EXERCISE AIM:
List each line of the data in which the string "Category" appears.

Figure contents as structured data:
------------------------

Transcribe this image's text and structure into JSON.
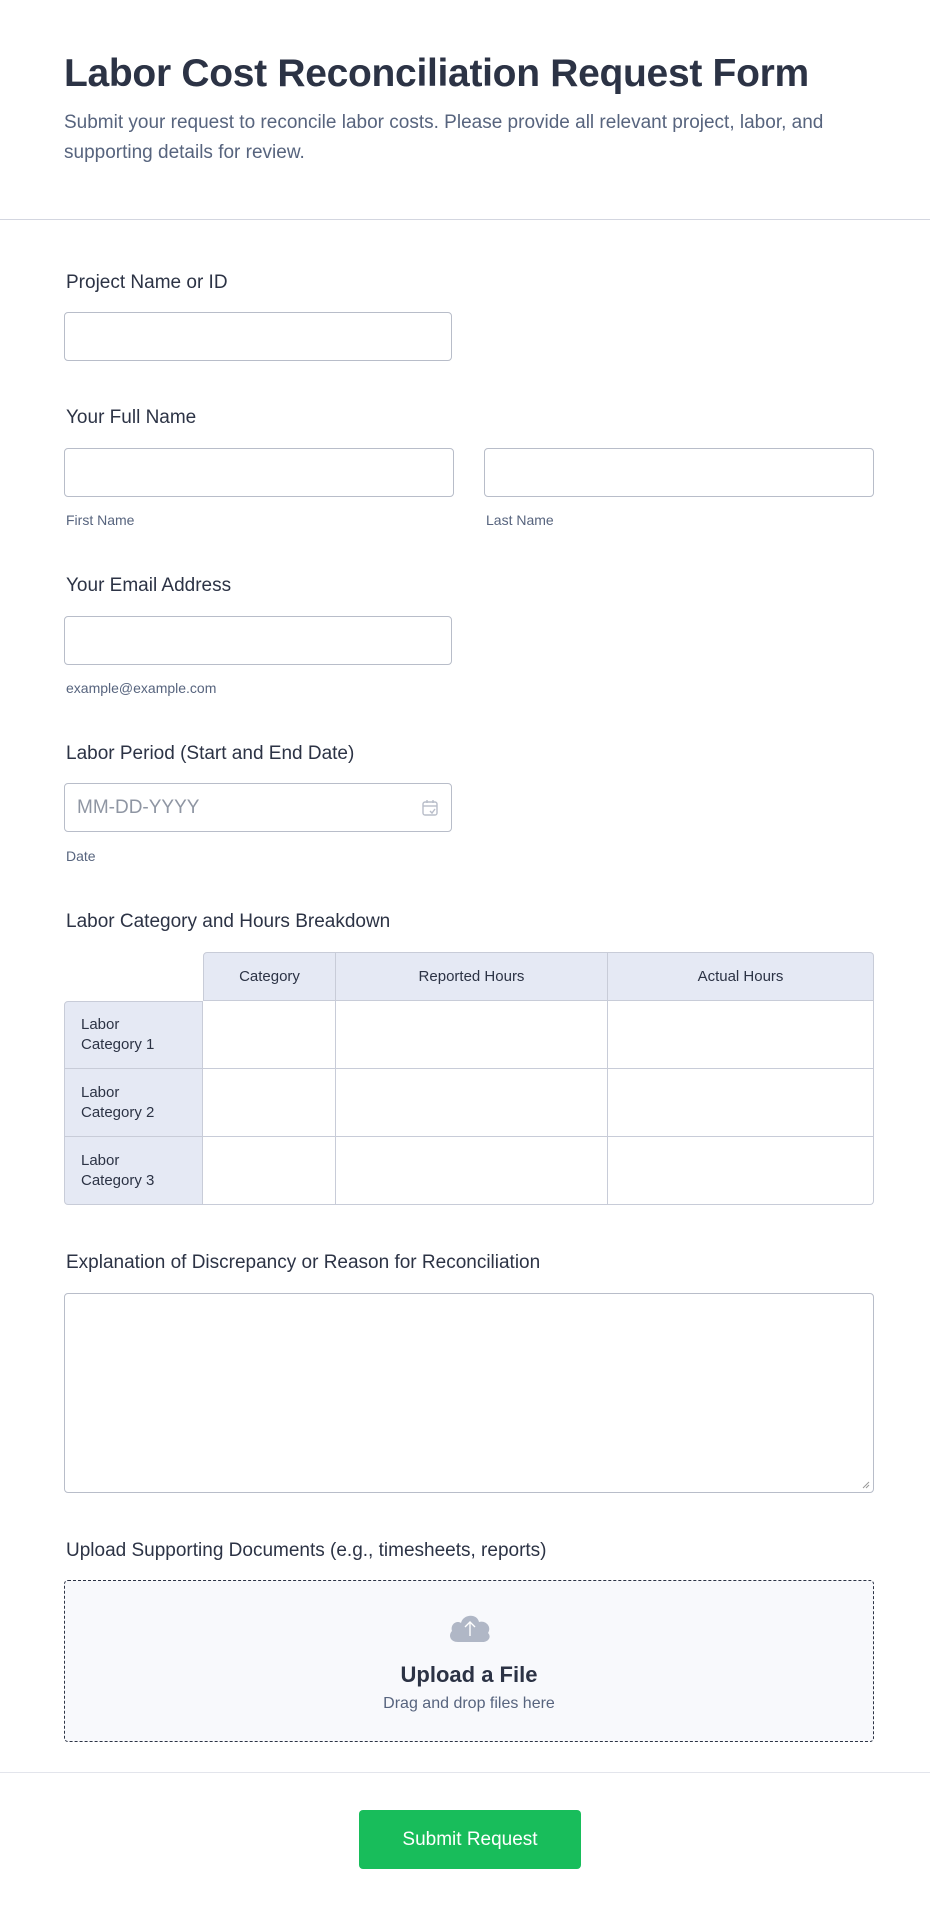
{
  "header": {
    "title": "Labor Cost Reconciliation Request Form",
    "subtitle": "Submit your request to reconcile labor costs. Please provide all relevant project, labor, and supporting details for review."
  },
  "fields": {
    "project": {
      "label": "Project Name or ID",
      "value": ""
    },
    "full_name": {
      "label": "Your Full Name",
      "first_sublabel": "First Name",
      "last_sublabel": "Last Name"
    },
    "email": {
      "label": "Your Email Address",
      "sublabel": "example@example.com"
    },
    "labor_period": {
      "label": "Labor Period (Start and End Date)",
      "placeholder": "MM-DD-YYYY",
      "sublabel": "Date",
      "icon": "calendar-icon"
    },
    "breakdown": {
      "label": "Labor Category and Hours Breakdown",
      "columns": [
        "Category",
        "Reported Hours",
        "Actual Hours"
      ],
      "rows": [
        "Labor Category 1",
        "Labor Category 2",
        "Labor Category 3"
      ]
    },
    "explanation": {
      "label": "Explanation of Discrepancy or Reason for Reconciliation"
    },
    "upload": {
      "label": "Upload Supporting Documents (e.g., timesheets, reports)",
      "title": "Upload a File",
      "hint": "Drag and drop files here",
      "icon": "cloud-upload-icon"
    }
  },
  "submit": {
    "label": "Submit Request",
    "color": "#18bd5b"
  }
}
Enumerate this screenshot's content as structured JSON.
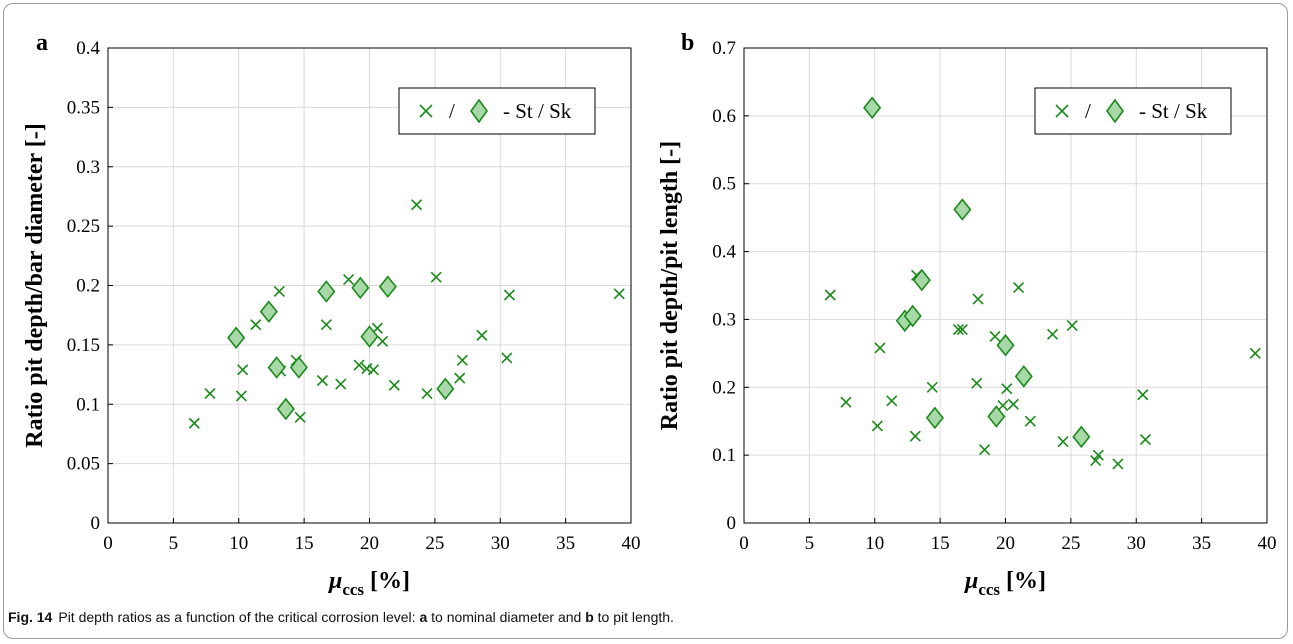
{
  "caption": {
    "label": "Fig. 14",
    "text_1": "Pit depth ratios as a function of the critical corrosion level: ",
    "a_letter": "a",
    "text_2": " to nominal diameter and ",
    "b_letter": "b",
    "text_3": " to pit length."
  },
  "colors": {
    "marker": "#1a8a1a",
    "diamond_fill": "#a8d8a8",
    "grid": "#d9d9d9",
    "axis": "#000000"
  },
  "chart_data": [
    {
      "panel_label": "a",
      "type": "scatter",
      "xlabel": "μccs [%]",
      "xlabel_main": "μ",
      "xlabel_sub": "ccs",
      "xlabel_tail": " [%]",
      "ylabel": "Ratio pit depth/bar diameter [-]",
      "xlim": [
        0,
        40
      ],
      "ylim": [
        0,
        0.4
      ],
      "xticks": [
        "0",
        "5",
        "10",
        "15",
        "20",
        "25",
        "30",
        "35",
        "40"
      ],
      "yticks": [
        "0",
        "0.05",
        "0.1",
        "0.15",
        "0.2",
        "0.25",
        "0.3",
        "0.35",
        "0.4"
      ],
      "xtick_values": [
        0,
        5,
        10,
        15,
        20,
        25,
        30,
        35,
        40
      ],
      "ytick_values": [
        0,
        0.05,
        0.1,
        0.15,
        0.2,
        0.25,
        0.3,
        0.35,
        0.4
      ],
      "grid": true,
      "legend": {
        "position": "top-right",
        "slash": "/",
        "text": "- St / Sk"
      },
      "series": [
        {
          "marker": "x",
          "points": [
            [
              6.6,
              0.084
            ],
            [
              7.8,
              0.109
            ],
            [
              10.2,
              0.107
            ],
            [
              10.3,
              0.129
            ],
            [
              11.3,
              0.167
            ],
            [
              13.1,
              0.195
            ],
            [
              13.2,
              0.128
            ],
            [
              14.4,
              0.137
            ],
            [
              14.7,
              0.089
            ],
            [
              16.4,
              0.12
            ],
            [
              16.7,
              0.167
            ],
            [
              17.8,
              0.117
            ],
            [
              18.4,
              0.205
            ],
            [
              19.2,
              0.133
            ],
            [
              19.8,
              0.13
            ],
            [
              20.3,
              0.129
            ],
            [
              20.6,
              0.164
            ],
            [
              21.0,
              0.153
            ],
            [
              21.9,
              0.116
            ],
            [
              23.6,
              0.268
            ],
            [
              24.4,
              0.109
            ],
            [
              25.1,
              0.207
            ],
            [
              26.9,
              0.122
            ],
            [
              27.1,
              0.137
            ],
            [
              28.6,
              0.158
            ],
            [
              30.5,
              0.139
            ],
            [
              30.7,
              0.192
            ],
            [
              39.1,
              0.193
            ]
          ]
        },
        {
          "marker": "diamond",
          "points": [
            [
              9.8,
              0.156
            ],
            [
              12.3,
              0.178
            ],
            [
              12.9,
              0.131
            ],
            [
              13.6,
              0.096
            ],
            [
              14.6,
              0.131
            ],
            [
              16.7,
              0.195
            ],
            [
              19.3,
              0.198
            ],
            [
              20.0,
              0.157
            ],
            [
              21.4,
              0.199
            ],
            [
              25.8,
              0.113
            ]
          ]
        }
      ]
    },
    {
      "panel_label": "b",
      "type": "scatter",
      "xlabel": "μccs [%]",
      "xlabel_main": "μ",
      "xlabel_sub": "ccs",
      "xlabel_tail": " [%]",
      "ylabel": "Ratio pit depth/pit length [-]",
      "xlim": [
        0,
        40
      ],
      "ylim": [
        0,
        0.7
      ],
      "xticks": [
        "0",
        "5",
        "10",
        "15",
        "20",
        "25",
        "30",
        "35",
        "40"
      ],
      "yticks": [
        "0",
        "0.1",
        "0.2",
        "0.3",
        "0.4",
        "0.5",
        "0.6",
        "0.7"
      ],
      "xtick_values": [
        0,
        5,
        10,
        15,
        20,
        25,
        30,
        35,
        40
      ],
      "ytick_values": [
        0,
        0.1,
        0.2,
        0.3,
        0.4,
        0.5,
        0.6,
        0.7
      ],
      "grid": true,
      "legend": {
        "position": "top-right",
        "slash": "/",
        "text": "- St / Sk"
      },
      "series": [
        {
          "marker": "x",
          "points": [
            [
              6.6,
              0.336
            ],
            [
              7.8,
              0.178
            ],
            [
              10.2,
              0.143
            ],
            [
              10.4,
              0.258
            ],
            [
              11.3,
              0.18
            ],
            [
              13.1,
              0.128
            ],
            [
              13.2,
              0.365
            ],
            [
              14.4,
              0.2
            ],
            [
              16.4,
              0.285
            ],
            [
              16.7,
              0.285
            ],
            [
              17.8,
              0.206
            ],
            [
              17.9,
              0.33
            ],
            [
              18.4,
              0.108
            ],
            [
              19.2,
              0.275
            ],
            [
              19.8,
              0.173
            ],
            [
              20.1,
              0.198
            ],
            [
              20.6,
              0.175
            ],
            [
              21.0,
              0.347
            ],
            [
              21.9,
              0.15
            ],
            [
              23.6,
              0.278
            ],
            [
              24.4,
              0.12
            ],
            [
              25.1,
              0.291
            ],
            [
              26.9,
              0.092
            ],
            [
              27.1,
              0.1
            ],
            [
              28.6,
              0.087
            ],
            [
              30.5,
              0.189
            ],
            [
              30.7,
              0.123
            ],
            [
              39.1,
              0.25
            ]
          ]
        },
        {
          "marker": "diamond",
          "points": [
            [
              9.8,
              0.612
            ],
            [
              12.3,
              0.298
            ],
            [
              12.9,
              0.305
            ],
            [
              13.6,
              0.358
            ],
            [
              14.6,
              0.155
            ],
            [
              16.7,
              0.462
            ],
            [
              19.3,
              0.157
            ],
            [
              20.0,
              0.262
            ],
            [
              21.4,
              0.216
            ],
            [
              25.8,
              0.127
            ]
          ]
        }
      ]
    }
  ]
}
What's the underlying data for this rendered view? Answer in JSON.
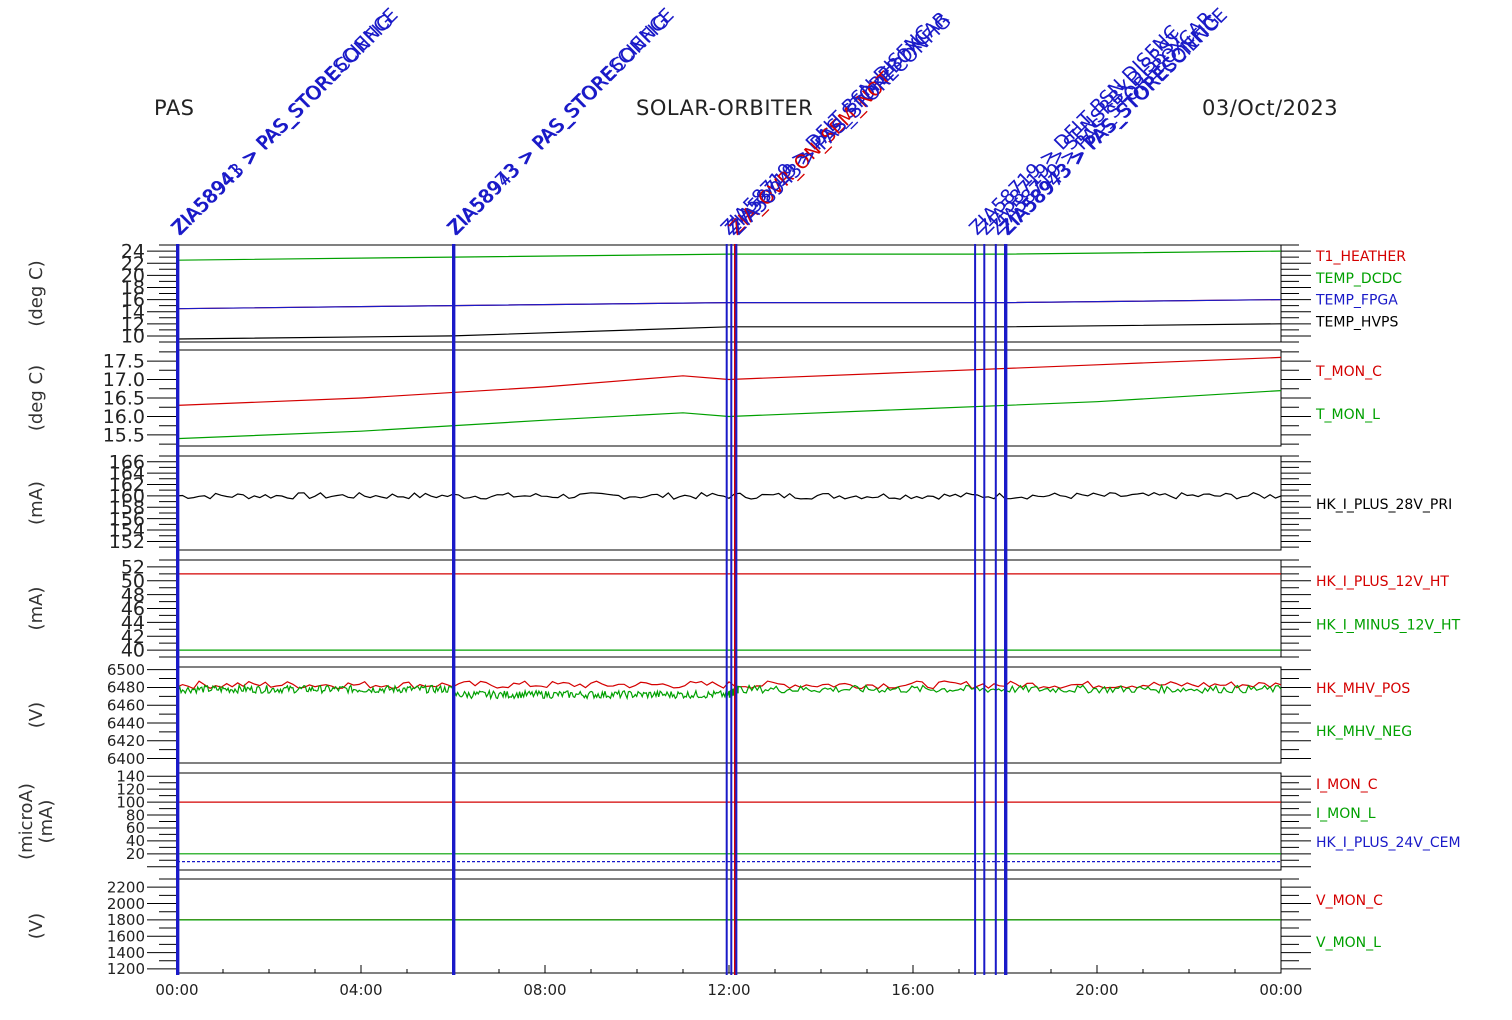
{
  "header": {
    "instrument": "PAS",
    "mission": "SOLAR-ORBITER",
    "date": "03/Oct/2023"
  },
  "colors": {
    "red": "#d40000",
    "green": "#00a000",
    "blue": "#1a1ac8",
    "black": "#000000"
  },
  "chart_data": {
    "type": "line",
    "x_axis": {
      "range_hours": [
        0,
        24
      ],
      "tick_labels": [
        "00:00",
        "04:00",
        "08:00",
        "12:00",
        "16:00",
        "20:00",
        "00:00"
      ],
      "tick_hours": [
        0,
        4,
        8,
        12,
        16,
        20,
        24
      ]
    },
    "event_markers": [
      {
        "hour": 0.0,
        "color": "#1a1ac8",
        "label": "ZIA58941 > PAS_STORESCIENCE"
      },
      {
        "hour": 0.03,
        "color": "#1a1ac8",
        "label": "ZIA58943 > PAS_STORECONFIG"
      },
      {
        "hour": 6.0,
        "color": "#1a1ac8",
        "label": "ZIA58973 > PAS_STORESCIENCE"
      },
      {
        "hour": 6.03,
        "color": "#1a1ac8",
        "label": "ZIA58943 > PAS_STORECONFIG"
      },
      {
        "hour": 11.95,
        "color": "#1a1ac8",
        "label": "ZIA58719 > DFLT BSN DISFNC"
      },
      {
        "hour": 12.05,
        "color": "#1a1ac8",
        "label": "ZIA58719 > PAS_STOREBOXCAR"
      },
      {
        "hour": 12.13,
        "color": "#d40000",
        "label": "ZIA_OVR_ON_SEM_NOT"
      },
      {
        "hour": 12.16,
        "color": "#1a1ac8",
        "label": "ZIA58943 > PAS_STORECONFIG"
      },
      {
        "hour": 17.35,
        "color": "#1a1ac8",
        "label": "ZIA58719 > DFLT BSN DISFNC"
      },
      {
        "hour": 17.55,
        "color": "#1a1ac8",
        "label": "ZIA58719 > SENSRBXDISRST"
      },
      {
        "hour": 17.8,
        "color": "#1a1ac8",
        "label": "ZIA58719 > PAS_STOREBOXCAR"
      },
      {
        "hour": 18.0,
        "color": "#1a1ac8",
        "label": "ZIA58943 > PAS_STORECONFIG"
      },
      {
        "hour": 18.03,
        "color": "#1a1ac8",
        "label": "ZIA58973 > PAS_STORESCIENCE"
      }
    ],
    "panels": [
      {
        "ylabel": [
          "(deg C)"
        ],
        "ylim": [
          9,
          25
        ],
        "ticks": [
          10,
          12,
          14,
          16,
          18,
          20,
          22,
          24
        ],
        "series": [
          {
            "name": "T1_HEATHER",
            "color": "#d40000",
            "x": [
              0,
              6,
              12,
              18,
              24
            ],
            "y": [
              14.5,
              15,
              15.5,
              15.5,
              16
            ]
          },
          {
            "name": "TEMP_DCDC",
            "color": "#00a000",
            "x": [
              0,
              6,
              12,
              18,
              24
            ],
            "y": [
              22.5,
              23,
              23.5,
              23.5,
              24
            ]
          },
          {
            "name": "TEMP_FPGA",
            "color": "#1a1ac8",
            "x": [
              0,
              6,
              12,
              18,
              24
            ],
            "y": [
              14.5,
              15,
              15.5,
              15.5,
              16
            ]
          },
          {
            "name": "TEMP_HVPS",
            "color": "#000000",
            "x": [
              0,
              6,
              12,
              18,
              24
            ],
            "y": [
              9.5,
              10,
              11.5,
              11.5,
              12
            ]
          }
        ]
      },
      {
        "ylabel": [
          "(deg C)"
        ],
        "ylim": [
          15.2,
          17.8
        ],
        "ticks": [
          15.5,
          16.0,
          16.5,
          17.0,
          17.5
        ],
        "tick_labels": [
          "15.5",
          "16.0",
          "16.5",
          "17.0",
          "17.5"
        ],
        "series": [
          {
            "name": "T_MON_C",
            "color": "#d40000",
            "x": [
              0,
              4,
              8,
              11,
              12,
              16,
              20,
              24
            ],
            "y": [
              16.3,
              16.5,
              16.8,
              17.1,
              17.0,
              17.2,
              17.4,
              17.6
            ]
          },
          {
            "name": "T_MON_L",
            "color": "#00a000",
            "x": [
              0,
              4,
              8,
              11,
              12,
              16,
              20,
              24
            ],
            "y": [
              15.4,
              15.6,
              15.9,
              16.1,
              16.0,
              16.2,
              16.4,
              16.7
            ]
          }
        ]
      },
      {
        "ylabel": [
          "(mA)"
        ],
        "ylim": [
          150.5,
          167
        ],
        "ticks": [
          152,
          154,
          156,
          158,
          160,
          162,
          164,
          166
        ],
        "series": [
          {
            "name": "HK_I_PLUS_28V_PRI",
            "color": "#000000",
            "x": [
              0,
              24
            ],
            "y": [
              160,
              160
            ],
            "noise": 0.7
          }
        ]
      },
      {
        "ylabel": [
          "(mA)"
        ],
        "ylim": [
          39,
          53
        ],
        "ticks": [
          40,
          42,
          44,
          46,
          48,
          50,
          52
        ],
        "series": [
          {
            "name": "HK_I_PLUS_12V_HT",
            "color": "#d40000",
            "x": [
              0,
              24
            ],
            "y": [
              51,
              51
            ]
          },
          {
            "name": "HK_I_MINUS_12V_HT",
            "color": "#00a000",
            "x": [
              0,
              24
            ],
            "y": [
              40,
              40
            ]
          }
        ]
      },
      {
        "ylabel": [
          "(V)"
        ],
        "ylim": [
          6395,
          6503
        ],
        "ticks": [
          6400,
          6420,
          6440,
          6460,
          6480,
          6500
        ],
        "series": [
          {
            "name": "HK_MHV_POS",
            "color": "#d40000",
            "x": [
              0,
              24
            ],
            "y": [
              6483,
              6483
            ],
            "noise": 0.8
          },
          {
            "name": "HK_MHV_NEG",
            "color": "#00a000",
            "x": [
              0,
              6,
              6.01,
              12,
              12.2,
              24
            ],
            "y": [
              6478,
              6478,
              6472,
              6472,
              6478,
              6478
            ],
            "noise": 0.8
          }
        ]
      },
      {
        "ylabel": [
          "(microA)",
          "(mA)"
        ],
        "ylim": [
          -5,
          145
        ],
        "ticks": [
          20,
          40,
          60,
          80,
          100,
          120,
          140
        ],
        "series": [
          {
            "name": "I_MON_C",
            "color": "#d40000",
            "x": [
              0,
              24
            ],
            "y": [
              100,
              100
            ]
          },
          {
            "name": "I_MON_L",
            "color": "#00a000",
            "x": [
              0,
              24
            ],
            "y": [
              20,
              20
            ]
          },
          {
            "name": "HK_I_PLUS_24V_CEM",
            "color": "#1a1ac8",
            "x": [
              0,
              24
            ],
            "y": [
              8,
              8
            ],
            "dashed": true
          }
        ]
      },
      {
        "ylabel": [
          "(V)"
        ],
        "ylim": [
          1150,
          2300
        ],
        "ticks": [
          1200,
          1400,
          1600,
          1800,
          2000,
          2200
        ],
        "series": [
          {
            "name": "V_MON_C",
            "color": "#d40000",
            "x": [
              0,
              24
            ],
            "y": [
              1800,
              1800
            ]
          },
          {
            "name": "V_MON_L",
            "color": "#00a000",
            "x": [
              0,
              24
            ],
            "y": [
              1800,
              1800
            ]
          }
        ]
      }
    ]
  }
}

------------------------

SOLUTION FOR THIS EXERCISE:
      "label": "Labor Category and Hours Breakdown",
        "Category",
        "Labor Category 1",
        "Labor Category 2",
        "Labor Category 3"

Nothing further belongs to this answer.